- TEXTO FORNECIDO

►

O estado de São Paulo viveu um drama ambiental ao longo de 2020. Impulsionados pela seca severa e pela ação humana, os incêndios florestais consumiram uma área muito maior do que no ano anterior, forçando animais a buscar refúgio em cidades e elevando o número de resgates a patamares alarmantes. A crise expôs a fragilidade do ecossistema e a urgência de políticas de preservação.

Cenário dos incêndios em São Paulo

De acordo com dados de monitoramento por satélite, o número de focos de calor no estado de São Paulo entre janeiro e setembro de 2020 mais que dobrou em relação ao mesmo período de 2019. O período de estiagem, que se estendeu por mais de 100 dias em diversas regiões, aliado às altas temperaturas e à baixa umidade relativa do ar, criou as condições ideais para a propagação das chamas.

◄

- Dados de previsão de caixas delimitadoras
►

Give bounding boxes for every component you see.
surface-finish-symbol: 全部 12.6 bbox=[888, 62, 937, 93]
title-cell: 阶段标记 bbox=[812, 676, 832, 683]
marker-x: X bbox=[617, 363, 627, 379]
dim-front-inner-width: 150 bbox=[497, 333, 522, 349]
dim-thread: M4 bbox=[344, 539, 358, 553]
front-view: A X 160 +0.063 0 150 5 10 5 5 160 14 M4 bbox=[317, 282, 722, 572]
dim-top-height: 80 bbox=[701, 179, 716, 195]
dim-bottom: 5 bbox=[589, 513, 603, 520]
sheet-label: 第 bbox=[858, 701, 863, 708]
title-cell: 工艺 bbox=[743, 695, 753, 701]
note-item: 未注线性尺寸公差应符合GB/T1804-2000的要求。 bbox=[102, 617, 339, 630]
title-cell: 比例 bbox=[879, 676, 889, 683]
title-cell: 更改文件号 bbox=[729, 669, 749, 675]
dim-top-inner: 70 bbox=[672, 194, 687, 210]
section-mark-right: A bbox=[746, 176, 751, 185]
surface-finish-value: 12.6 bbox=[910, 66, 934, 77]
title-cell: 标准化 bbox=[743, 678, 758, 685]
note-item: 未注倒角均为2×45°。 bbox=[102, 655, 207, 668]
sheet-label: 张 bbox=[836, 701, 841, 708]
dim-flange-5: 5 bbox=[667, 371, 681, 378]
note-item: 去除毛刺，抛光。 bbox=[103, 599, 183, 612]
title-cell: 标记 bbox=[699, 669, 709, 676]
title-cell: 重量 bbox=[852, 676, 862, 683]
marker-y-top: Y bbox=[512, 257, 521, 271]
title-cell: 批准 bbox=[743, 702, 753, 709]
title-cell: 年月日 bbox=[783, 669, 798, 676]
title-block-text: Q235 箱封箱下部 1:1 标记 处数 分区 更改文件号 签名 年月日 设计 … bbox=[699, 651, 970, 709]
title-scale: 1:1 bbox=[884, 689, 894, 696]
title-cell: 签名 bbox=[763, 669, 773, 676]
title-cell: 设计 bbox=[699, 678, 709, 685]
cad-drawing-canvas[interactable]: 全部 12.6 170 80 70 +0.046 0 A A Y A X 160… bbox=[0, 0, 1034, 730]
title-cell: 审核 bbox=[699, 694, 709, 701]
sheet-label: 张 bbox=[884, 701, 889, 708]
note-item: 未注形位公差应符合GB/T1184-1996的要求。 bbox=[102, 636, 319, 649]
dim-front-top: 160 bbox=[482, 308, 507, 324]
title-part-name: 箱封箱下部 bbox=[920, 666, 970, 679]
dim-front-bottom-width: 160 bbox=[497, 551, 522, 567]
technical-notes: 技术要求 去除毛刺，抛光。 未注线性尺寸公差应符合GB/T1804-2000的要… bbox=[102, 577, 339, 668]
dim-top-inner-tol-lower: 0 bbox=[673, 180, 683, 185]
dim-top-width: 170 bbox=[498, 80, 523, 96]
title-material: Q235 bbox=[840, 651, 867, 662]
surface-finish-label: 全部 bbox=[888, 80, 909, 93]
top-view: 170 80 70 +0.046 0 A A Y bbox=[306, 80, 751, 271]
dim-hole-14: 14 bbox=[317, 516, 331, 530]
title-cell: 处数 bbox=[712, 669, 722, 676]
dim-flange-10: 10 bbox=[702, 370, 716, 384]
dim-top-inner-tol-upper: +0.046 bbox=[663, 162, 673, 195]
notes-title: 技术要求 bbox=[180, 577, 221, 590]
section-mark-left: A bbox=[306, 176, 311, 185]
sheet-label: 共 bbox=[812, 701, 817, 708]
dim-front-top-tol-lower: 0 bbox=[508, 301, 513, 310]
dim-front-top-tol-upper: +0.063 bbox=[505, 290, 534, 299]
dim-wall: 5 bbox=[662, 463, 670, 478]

◄

- APLIQUE A LEITURA
1 - Reproduza, do texto sobre os incêndios em São Paulo, tudo o que vai de "Cenário dos incêndios" até "propagação das chamas.".
2 - Responda com base no texto sobre os incêndios em São Paulo:
(a) Entre quais meses de 2020 o número de focos de calor no estado mais que dobrou em relação a 2019?
(b) Por quantos dias a estiagem se estendeu em diversas regiões?
(c) Onde os animais foram forçados a buscar refúgio?
3 - Continue o texto sobre os incêndios em São Paulo a partir da última frase apresentada.

- RESPOSTAS DADAS
1 -
Cenário dos incêndios em São Paulo

De acordo com dados de monitoramento por satélite, o número de focos de calor no estado de São Paulo entre janeiro e setembro de 2020 mais que dobrou em relação ao mesmo período de 2019. O período de estiagem, que se estendeu por mais de 100 dias em diversas regiões, aliado às altas temperaturas e à baixa umidade relativa do ar, criou as condições ideais para a propagação das chamas.

2 -
(a) Entre janeiro e setembro.
(b) Por mais de 100 dias.
(c) Em cidades.

3 -
Grande parte dos focos foi registrada em áreas de vegetação nativa, como fragmentos de Mata Atlântica e Cerrado, além de zonas de expansão agrícola. O fogo se alastrou rapidamente, consumindo milhares de hectares e destruindo habitats inteiros. As autoridades apontaram que, embora as condições climáticas tenham contribuído, a maioria dos incêndios teve origem humana, seja por queimadas não controladas para limpeza de terreno ou por ações criminosas.

Animais silvestres fogem e invadem áreas urbanas

Com o avanço das chamas, a fauna local entrou em desespero. Animais silvestres como tamanduás-bandeira, capivaras, ouriços-cacheiros, serpentes jararaca e jiboias, além de inúmeras aves e pequenos mamíferos, começaram a aparecer em áreas urbanas. Relatos de moradores de cidades do interior e da Grande São Paulo mostravam animais circulando por ruas movimentadas, procurando abrigo em quintais, garagens e até dentro de residências.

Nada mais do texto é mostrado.